===== Material provided =====

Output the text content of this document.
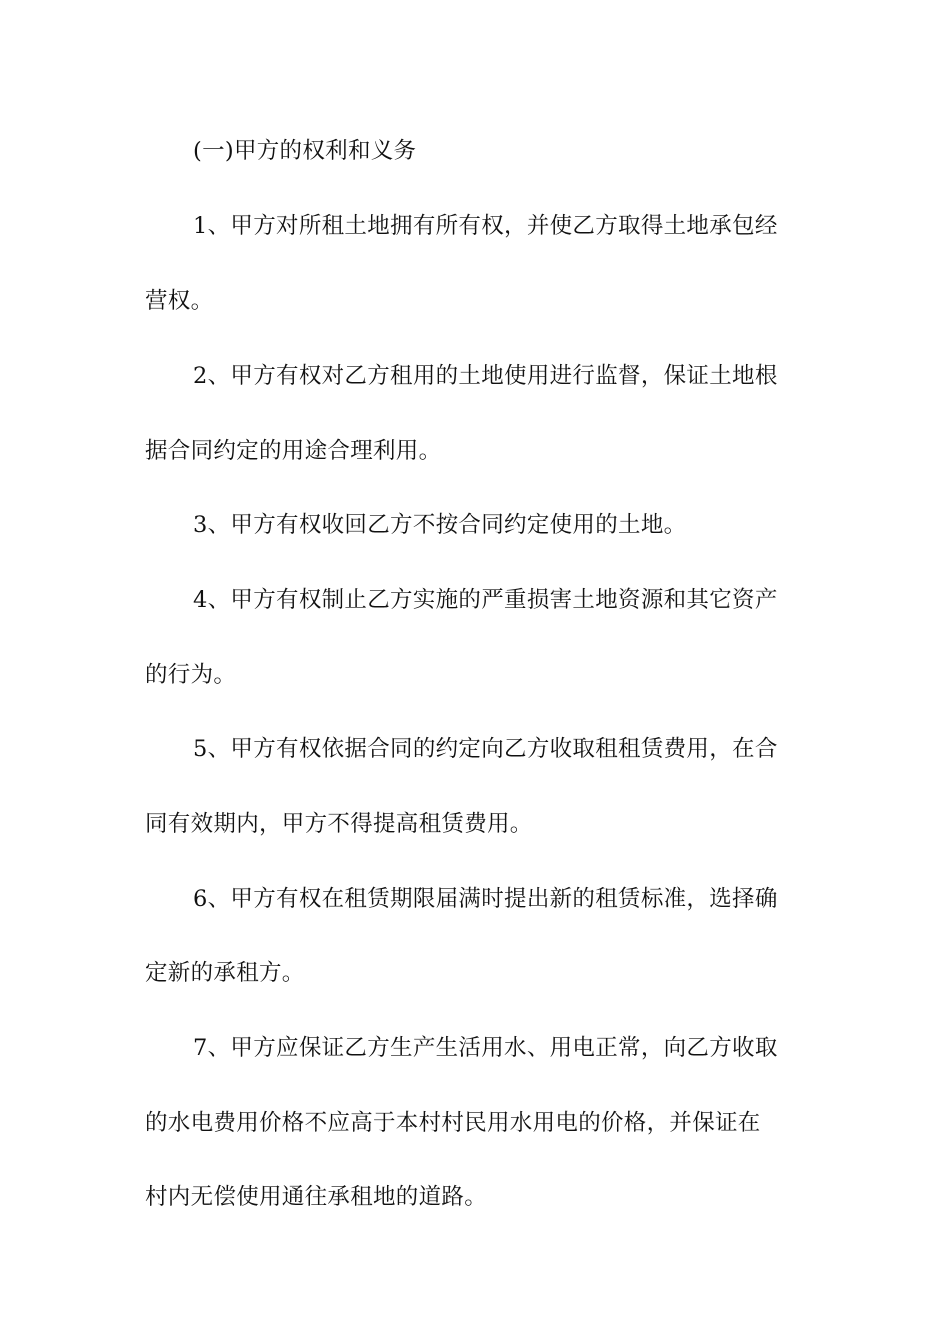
(一)甲方的权利和义务
1、甲方对所租土地拥有所有权，并使乙方取得土地承包经
营权。
2、甲方有权对乙方租用的土地使用进行监督，保证土地根
据合同约定的用途合理利用。
3、甲方有权收回乙方不按合同约定使用的土地。
4、甲方有权制止乙方实施的严重损害土地资源和其它资产
的行为。
5、甲方有权依据合同的约定向乙方收取租租赁费用，在合
同有效期内，甲方不得提高租赁费用。
6、甲方有权在租赁期限届满时提出新的租赁标准，选择确
定新的承租方。
7、甲方应保证乙方生产生活用水、用电正常，向乙方收取
的水电费用价格不应高于本村村民用水用电的价格，并保证在
村内无偿使用通往承租地的道路。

=====

» **Stated problem**:
Repeat the lines above exactly, and keep every picture out.

» **Correct output**:
Output the text content of this document.
(一)甲方的权利和义务
1、甲方对所租土地拥有所有权，并使乙方取得土地承包经
营权。
2、甲方有权对乙方租用的土地使用进行监督，保证土地根
据合同约定的用途合理利用。
3、甲方有权收回乙方不按合同约定使用的土地。
4、甲方有权制止乙方实施的严重损害土地资源和其它资产
的行为。
5、甲方有权依据合同的约定向乙方收取租租赁费用，在合
同有效期内，甲方不得提高租赁费用。
6、甲方有权在租赁期限届满时提出新的租赁标准，选择确
定新的承租方。
7、甲方应保证乙方生产生活用水、用电正常，向乙方收取
的水电费用价格不应高于本村村民用水用电的价格，并保证在
村内无偿使用通往承租地的道路。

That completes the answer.